Format everything from the line containing "Point [187,630,209,644]" down to the line containing "Point [170,591,193,606]" as a numbered list, leaving out any blank lines.

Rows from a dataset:
---
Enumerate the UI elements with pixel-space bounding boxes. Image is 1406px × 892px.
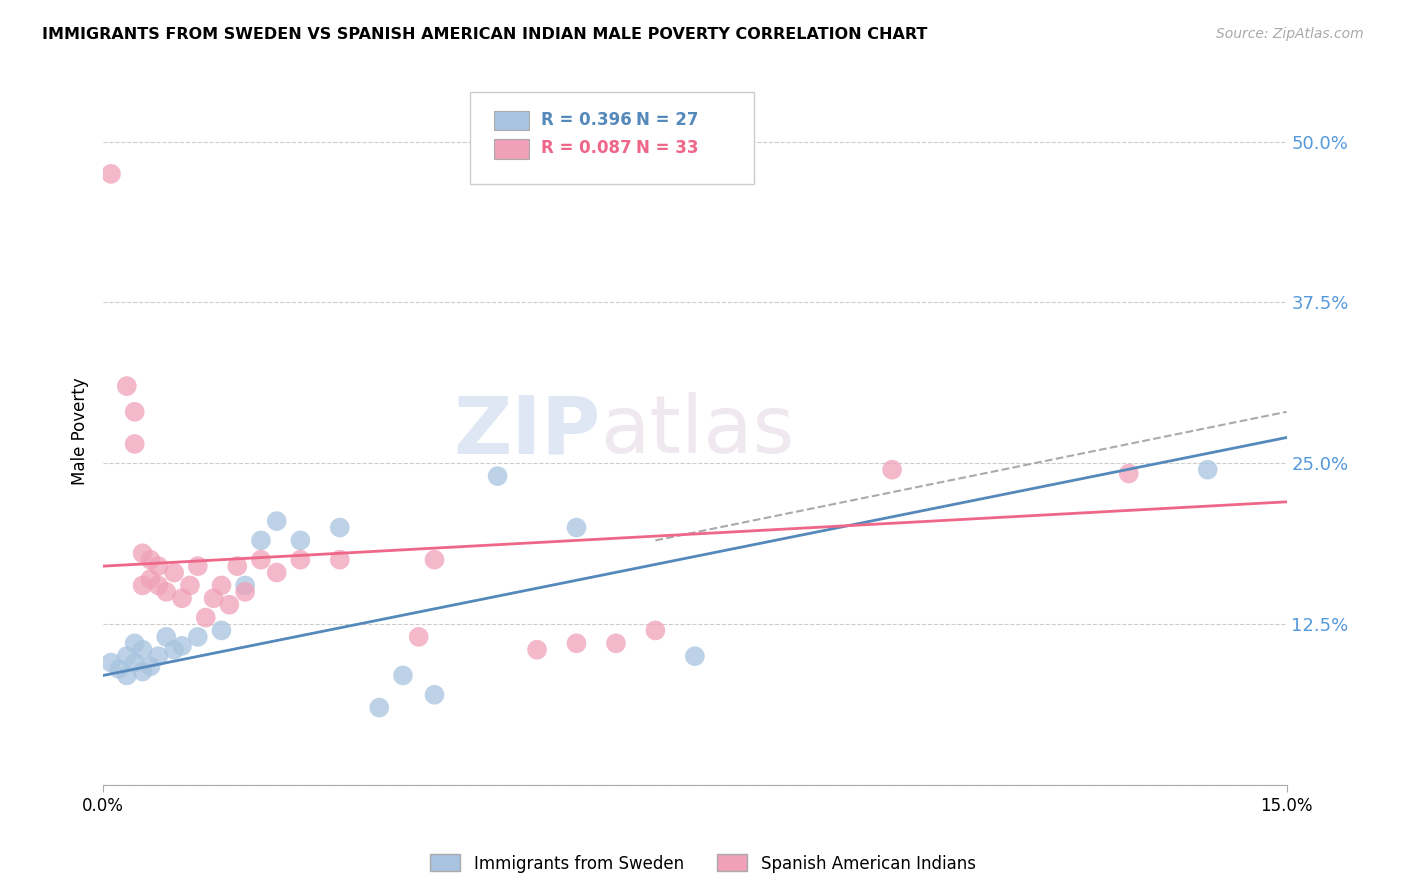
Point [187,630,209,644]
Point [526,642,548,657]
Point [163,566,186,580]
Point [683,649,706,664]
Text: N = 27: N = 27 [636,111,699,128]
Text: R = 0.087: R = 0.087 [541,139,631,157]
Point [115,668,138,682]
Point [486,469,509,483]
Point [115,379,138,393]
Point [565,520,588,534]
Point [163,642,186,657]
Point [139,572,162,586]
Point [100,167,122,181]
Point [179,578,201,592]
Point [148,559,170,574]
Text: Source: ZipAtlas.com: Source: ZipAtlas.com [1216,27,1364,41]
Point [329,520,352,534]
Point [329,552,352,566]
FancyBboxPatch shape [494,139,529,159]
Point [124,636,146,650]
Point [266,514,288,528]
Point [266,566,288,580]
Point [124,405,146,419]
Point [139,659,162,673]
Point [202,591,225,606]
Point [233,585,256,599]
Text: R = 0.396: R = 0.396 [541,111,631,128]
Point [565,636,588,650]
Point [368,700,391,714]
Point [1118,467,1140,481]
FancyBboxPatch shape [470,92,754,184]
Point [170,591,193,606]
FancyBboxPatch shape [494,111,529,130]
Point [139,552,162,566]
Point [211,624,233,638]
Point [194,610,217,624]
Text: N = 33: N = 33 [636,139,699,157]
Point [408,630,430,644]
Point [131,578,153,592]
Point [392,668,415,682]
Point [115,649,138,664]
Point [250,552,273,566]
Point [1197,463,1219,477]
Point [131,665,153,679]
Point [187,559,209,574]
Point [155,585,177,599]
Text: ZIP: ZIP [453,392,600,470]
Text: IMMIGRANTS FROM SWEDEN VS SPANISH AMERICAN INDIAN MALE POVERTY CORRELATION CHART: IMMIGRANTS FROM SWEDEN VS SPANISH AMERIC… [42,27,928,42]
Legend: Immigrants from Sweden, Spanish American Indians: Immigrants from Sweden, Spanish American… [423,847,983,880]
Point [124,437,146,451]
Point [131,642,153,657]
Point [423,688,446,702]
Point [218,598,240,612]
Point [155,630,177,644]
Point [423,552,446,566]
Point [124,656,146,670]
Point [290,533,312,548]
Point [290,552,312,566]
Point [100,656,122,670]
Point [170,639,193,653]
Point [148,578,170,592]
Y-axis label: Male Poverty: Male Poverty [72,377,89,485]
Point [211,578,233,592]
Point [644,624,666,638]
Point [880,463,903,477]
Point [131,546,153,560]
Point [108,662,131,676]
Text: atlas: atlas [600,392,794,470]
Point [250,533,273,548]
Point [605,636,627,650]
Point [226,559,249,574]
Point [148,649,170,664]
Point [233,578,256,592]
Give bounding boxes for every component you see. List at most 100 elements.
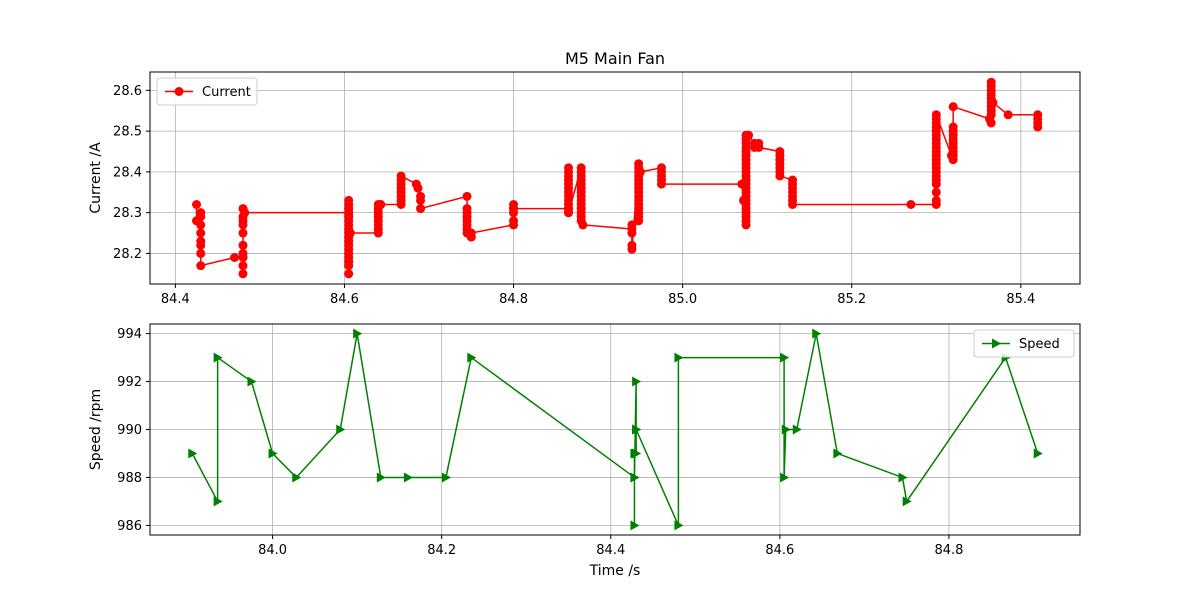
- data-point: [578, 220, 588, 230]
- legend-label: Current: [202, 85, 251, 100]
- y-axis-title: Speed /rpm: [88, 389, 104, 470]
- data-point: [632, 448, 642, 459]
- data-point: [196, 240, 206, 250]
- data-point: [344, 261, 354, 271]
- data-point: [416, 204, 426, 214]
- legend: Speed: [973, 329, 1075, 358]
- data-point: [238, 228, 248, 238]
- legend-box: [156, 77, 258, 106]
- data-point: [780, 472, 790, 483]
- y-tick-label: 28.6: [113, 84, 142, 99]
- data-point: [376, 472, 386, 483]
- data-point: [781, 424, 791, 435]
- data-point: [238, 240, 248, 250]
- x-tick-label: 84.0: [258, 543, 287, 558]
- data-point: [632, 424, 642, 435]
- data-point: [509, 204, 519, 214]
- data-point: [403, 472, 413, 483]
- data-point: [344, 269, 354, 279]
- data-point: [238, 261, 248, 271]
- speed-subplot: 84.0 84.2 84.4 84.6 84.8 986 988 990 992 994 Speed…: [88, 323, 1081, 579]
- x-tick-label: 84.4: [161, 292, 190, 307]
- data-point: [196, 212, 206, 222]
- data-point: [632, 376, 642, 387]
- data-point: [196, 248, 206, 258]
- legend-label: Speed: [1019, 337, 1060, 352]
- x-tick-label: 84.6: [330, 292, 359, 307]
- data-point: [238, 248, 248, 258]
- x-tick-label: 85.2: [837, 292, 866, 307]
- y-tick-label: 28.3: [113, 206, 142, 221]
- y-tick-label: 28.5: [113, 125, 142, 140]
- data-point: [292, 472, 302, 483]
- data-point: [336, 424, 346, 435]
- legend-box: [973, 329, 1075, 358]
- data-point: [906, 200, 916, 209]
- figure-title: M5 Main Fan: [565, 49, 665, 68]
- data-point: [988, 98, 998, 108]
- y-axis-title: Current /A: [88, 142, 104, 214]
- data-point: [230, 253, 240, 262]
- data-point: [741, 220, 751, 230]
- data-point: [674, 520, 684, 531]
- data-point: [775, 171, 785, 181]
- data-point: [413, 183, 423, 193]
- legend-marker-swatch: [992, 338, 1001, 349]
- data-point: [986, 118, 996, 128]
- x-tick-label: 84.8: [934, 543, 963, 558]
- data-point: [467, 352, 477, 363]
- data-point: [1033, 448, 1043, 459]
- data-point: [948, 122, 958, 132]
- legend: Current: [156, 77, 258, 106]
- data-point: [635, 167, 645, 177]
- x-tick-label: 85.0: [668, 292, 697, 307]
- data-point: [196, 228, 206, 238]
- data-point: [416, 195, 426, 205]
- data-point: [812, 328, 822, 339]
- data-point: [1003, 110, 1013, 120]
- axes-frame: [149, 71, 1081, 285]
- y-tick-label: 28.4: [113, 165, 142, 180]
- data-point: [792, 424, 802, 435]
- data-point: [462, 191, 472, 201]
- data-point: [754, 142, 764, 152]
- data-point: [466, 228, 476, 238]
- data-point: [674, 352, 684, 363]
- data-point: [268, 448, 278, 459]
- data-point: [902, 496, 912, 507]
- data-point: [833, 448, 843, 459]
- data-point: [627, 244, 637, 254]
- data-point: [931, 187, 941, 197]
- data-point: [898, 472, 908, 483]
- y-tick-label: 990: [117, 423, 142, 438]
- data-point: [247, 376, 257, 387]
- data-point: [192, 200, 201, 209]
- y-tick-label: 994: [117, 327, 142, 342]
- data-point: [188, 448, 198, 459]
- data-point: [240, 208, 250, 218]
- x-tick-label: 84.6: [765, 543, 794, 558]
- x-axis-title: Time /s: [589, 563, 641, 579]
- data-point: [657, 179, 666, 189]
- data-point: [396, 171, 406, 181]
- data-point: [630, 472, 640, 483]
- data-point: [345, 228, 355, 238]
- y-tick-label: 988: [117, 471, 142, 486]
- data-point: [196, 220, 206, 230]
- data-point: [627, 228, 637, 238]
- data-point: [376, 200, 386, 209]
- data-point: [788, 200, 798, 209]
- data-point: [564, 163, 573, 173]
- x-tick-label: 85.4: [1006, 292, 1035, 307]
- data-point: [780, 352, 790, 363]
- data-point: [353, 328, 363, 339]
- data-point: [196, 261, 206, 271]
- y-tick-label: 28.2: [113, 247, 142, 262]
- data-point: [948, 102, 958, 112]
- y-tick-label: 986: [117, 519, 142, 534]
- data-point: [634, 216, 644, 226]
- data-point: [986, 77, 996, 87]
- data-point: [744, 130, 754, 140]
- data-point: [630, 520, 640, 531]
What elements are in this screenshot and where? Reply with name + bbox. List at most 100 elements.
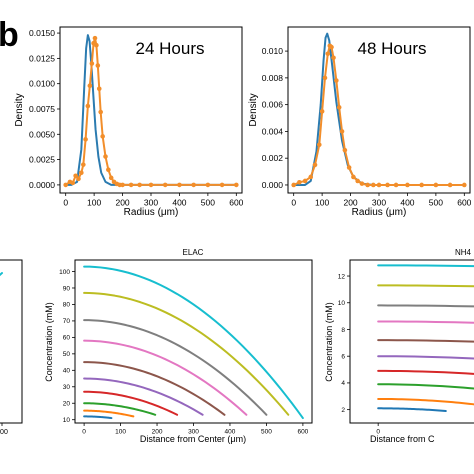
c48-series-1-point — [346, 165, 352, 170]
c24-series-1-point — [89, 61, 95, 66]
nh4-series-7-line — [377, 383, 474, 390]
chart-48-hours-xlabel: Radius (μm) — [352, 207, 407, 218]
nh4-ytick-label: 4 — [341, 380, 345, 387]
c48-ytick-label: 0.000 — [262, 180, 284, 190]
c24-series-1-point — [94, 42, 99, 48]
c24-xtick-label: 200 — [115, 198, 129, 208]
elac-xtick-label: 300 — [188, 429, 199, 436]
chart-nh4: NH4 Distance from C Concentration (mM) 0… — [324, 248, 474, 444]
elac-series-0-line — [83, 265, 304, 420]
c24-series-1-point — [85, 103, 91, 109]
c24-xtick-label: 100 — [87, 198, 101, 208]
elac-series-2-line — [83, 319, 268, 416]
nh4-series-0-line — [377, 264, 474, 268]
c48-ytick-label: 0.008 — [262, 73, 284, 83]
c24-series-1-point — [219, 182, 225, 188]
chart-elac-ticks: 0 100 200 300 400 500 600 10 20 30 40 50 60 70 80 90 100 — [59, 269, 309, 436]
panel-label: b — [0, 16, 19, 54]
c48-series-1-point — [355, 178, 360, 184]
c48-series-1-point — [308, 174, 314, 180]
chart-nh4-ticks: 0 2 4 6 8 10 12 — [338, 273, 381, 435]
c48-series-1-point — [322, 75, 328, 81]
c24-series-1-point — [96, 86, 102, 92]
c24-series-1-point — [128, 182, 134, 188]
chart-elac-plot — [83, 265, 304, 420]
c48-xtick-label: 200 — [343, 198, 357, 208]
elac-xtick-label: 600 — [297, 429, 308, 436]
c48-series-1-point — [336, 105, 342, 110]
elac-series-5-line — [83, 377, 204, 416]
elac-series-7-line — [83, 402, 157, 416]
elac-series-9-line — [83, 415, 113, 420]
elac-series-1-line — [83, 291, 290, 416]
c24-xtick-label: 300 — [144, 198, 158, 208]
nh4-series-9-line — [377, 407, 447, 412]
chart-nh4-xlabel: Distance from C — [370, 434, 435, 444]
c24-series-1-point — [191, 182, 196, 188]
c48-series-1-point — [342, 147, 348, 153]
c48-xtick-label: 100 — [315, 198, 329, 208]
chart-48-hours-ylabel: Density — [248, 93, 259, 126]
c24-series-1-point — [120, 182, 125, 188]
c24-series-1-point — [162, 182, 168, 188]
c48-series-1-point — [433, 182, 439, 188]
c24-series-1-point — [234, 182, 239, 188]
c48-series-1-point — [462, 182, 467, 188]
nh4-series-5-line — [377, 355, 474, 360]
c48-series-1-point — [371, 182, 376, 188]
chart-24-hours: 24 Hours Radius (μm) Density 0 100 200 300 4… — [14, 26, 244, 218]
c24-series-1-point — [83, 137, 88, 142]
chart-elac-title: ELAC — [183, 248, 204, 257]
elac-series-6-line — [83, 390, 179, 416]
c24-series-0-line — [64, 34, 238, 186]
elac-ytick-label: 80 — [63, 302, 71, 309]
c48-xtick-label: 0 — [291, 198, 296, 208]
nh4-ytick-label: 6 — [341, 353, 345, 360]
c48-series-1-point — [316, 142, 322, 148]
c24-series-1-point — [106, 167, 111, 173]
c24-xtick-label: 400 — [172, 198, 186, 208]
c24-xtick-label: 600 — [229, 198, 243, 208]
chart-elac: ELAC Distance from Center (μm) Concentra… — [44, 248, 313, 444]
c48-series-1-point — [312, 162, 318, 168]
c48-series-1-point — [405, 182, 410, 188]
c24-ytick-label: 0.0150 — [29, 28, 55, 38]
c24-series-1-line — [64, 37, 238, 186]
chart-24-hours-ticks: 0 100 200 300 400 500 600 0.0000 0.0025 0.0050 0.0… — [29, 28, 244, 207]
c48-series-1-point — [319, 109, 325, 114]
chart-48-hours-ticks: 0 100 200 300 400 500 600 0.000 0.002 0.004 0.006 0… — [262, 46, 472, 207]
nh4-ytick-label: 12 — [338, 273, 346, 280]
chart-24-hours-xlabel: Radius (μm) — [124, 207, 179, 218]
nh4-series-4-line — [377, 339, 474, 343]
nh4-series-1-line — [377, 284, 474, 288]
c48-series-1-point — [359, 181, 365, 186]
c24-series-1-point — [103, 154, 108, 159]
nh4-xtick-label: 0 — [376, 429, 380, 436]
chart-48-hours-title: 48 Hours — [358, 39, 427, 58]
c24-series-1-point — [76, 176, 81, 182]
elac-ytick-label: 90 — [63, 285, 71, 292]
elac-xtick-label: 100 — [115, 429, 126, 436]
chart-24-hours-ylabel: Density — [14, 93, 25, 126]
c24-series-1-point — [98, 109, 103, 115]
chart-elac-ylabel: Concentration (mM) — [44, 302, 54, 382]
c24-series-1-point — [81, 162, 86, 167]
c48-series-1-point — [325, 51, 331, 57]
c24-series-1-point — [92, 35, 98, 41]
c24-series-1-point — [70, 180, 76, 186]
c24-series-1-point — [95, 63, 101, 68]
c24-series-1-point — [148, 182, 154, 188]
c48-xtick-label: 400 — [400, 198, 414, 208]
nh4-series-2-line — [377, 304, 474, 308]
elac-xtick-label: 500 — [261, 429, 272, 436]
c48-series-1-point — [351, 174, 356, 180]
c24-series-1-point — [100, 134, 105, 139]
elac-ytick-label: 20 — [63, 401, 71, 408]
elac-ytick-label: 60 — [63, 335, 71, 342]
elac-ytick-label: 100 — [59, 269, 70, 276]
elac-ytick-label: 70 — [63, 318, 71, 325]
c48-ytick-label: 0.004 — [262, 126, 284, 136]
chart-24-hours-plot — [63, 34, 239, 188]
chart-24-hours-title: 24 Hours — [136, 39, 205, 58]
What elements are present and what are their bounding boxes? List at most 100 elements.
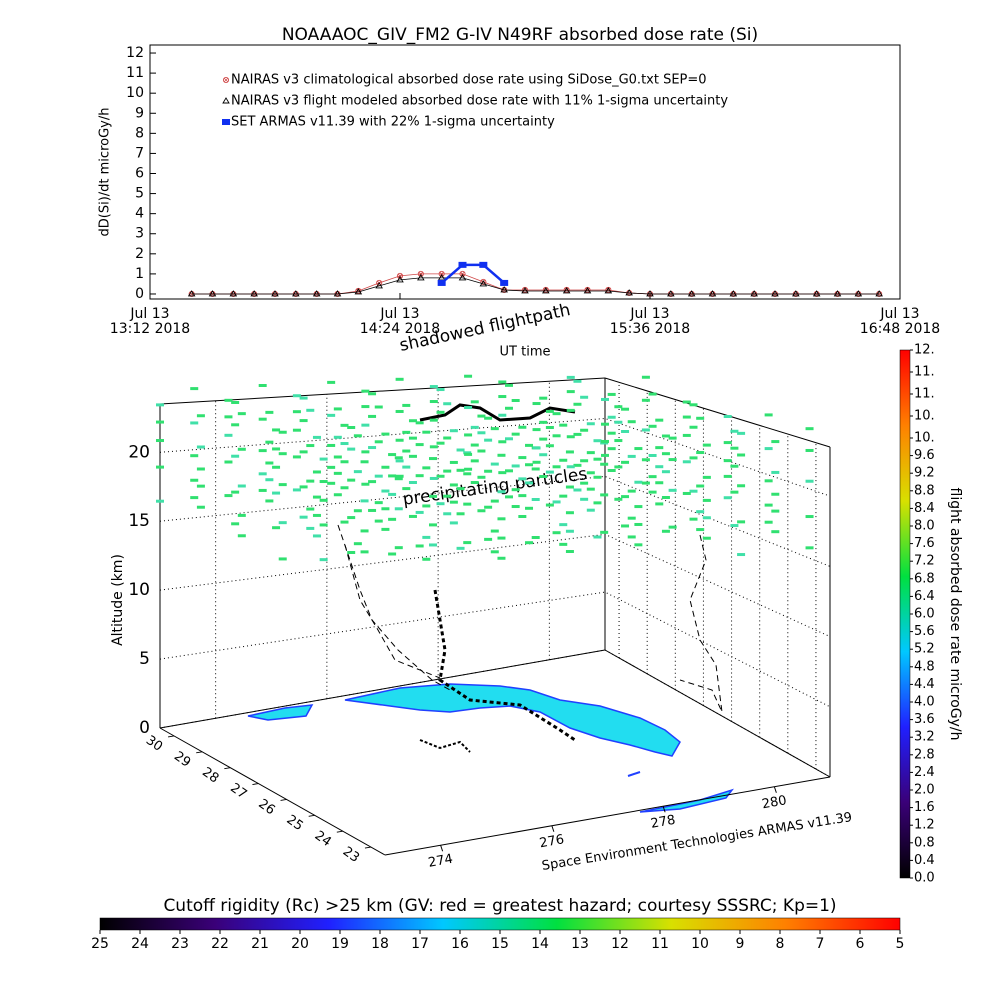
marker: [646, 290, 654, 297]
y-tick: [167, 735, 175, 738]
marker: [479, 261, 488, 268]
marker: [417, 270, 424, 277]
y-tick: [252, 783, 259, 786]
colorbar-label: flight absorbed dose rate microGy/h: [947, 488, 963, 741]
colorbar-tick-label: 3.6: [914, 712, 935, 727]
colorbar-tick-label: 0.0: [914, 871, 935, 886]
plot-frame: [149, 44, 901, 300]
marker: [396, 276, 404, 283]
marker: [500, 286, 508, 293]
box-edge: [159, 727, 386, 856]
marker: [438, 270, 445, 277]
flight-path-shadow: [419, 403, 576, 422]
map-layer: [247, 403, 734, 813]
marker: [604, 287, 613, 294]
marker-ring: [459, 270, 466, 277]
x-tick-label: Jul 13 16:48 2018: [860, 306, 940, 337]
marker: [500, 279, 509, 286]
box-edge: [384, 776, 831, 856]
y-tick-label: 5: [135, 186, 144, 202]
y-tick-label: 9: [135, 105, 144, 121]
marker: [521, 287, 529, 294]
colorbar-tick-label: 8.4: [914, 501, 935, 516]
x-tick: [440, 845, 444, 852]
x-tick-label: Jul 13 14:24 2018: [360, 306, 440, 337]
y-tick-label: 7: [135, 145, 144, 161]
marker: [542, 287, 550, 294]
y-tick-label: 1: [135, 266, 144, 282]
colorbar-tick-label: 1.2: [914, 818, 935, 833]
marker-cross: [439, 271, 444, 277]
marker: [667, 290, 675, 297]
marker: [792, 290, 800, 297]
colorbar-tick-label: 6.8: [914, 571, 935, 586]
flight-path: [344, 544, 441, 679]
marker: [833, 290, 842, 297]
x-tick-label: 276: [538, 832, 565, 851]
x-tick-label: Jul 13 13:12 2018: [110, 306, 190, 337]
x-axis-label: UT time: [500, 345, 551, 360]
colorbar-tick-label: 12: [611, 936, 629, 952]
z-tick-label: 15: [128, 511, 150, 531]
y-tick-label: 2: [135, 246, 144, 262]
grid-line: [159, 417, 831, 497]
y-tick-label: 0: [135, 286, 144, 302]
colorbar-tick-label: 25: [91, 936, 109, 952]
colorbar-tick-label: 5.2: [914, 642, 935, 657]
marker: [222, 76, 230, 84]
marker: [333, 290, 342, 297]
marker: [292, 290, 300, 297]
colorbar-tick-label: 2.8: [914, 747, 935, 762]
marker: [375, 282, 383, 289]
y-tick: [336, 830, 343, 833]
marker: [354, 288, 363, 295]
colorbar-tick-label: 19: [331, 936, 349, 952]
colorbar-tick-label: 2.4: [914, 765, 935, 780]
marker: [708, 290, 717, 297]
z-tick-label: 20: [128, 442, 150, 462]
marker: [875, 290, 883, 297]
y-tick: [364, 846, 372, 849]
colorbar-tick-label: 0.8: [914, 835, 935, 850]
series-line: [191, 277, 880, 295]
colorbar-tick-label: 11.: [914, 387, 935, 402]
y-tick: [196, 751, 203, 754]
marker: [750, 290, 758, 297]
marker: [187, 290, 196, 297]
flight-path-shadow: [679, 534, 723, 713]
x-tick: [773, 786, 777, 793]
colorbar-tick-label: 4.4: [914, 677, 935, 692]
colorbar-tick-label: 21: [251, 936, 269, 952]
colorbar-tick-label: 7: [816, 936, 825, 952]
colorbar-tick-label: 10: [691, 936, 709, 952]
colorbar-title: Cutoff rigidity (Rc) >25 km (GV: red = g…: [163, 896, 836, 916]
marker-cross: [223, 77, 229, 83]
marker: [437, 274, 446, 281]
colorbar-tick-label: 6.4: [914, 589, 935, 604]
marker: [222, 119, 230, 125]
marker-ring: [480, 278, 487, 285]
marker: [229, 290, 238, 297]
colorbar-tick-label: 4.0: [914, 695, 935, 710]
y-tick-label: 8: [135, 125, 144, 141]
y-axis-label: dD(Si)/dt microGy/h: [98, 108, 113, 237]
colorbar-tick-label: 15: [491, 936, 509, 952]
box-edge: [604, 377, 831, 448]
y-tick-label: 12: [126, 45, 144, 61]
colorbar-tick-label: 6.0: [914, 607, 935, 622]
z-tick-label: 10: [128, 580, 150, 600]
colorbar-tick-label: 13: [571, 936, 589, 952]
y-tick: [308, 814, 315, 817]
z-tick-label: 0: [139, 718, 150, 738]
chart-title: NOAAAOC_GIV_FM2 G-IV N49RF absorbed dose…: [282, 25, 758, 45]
---
_Full solution_
1. Point [187,630,209,644]
2. Point [526,642,548,657]
3. Point [163,566,186,580]
4. Point [683,649,706,664]
5. Text: N = 27: N = 27 [636,111,699,128]
6. Text: R = 0.087: R = 0.087 [541,139,631,157]
7. Point [115,668,138,682]
8. Point [486,469,509,483]
9. Point [115,379,138,393]
10. Point [565,520,588,534]
11. Point [163,642,186,657]
12. Point [139,572,162,586]
13. Point [100,167,122,181]
14. Point [179,578,201,592]
15. Point [148,559,170,574]
16. Text: Source: ZipAtlas.com: Source: ZipAtlas.com [1216,27,1364,41]
17. Point [329,520,352,534]
18. Point [329,552,352,566]
19. FancyBboxPatch shape [494,139,529,159]
20. Point [124,636,146,650]
21. Point [266,514,288,528]
22. Point [266,566,288,580]
23. Point [124,405,146,419]
24. Point [139,659,162,673]
25. Point [202,591,225,606]
26. Point [233,585,256,599]
27. Text: R = 0.396: R = 0.396 [541,111,631,128]
28. Point [565,636,588,650]
29. Point [368,700,391,714]
30. Point [1118,467,1140,481]
31. FancyBboxPatch shape [470,92,754,184]
32. Point [170,591,193,606]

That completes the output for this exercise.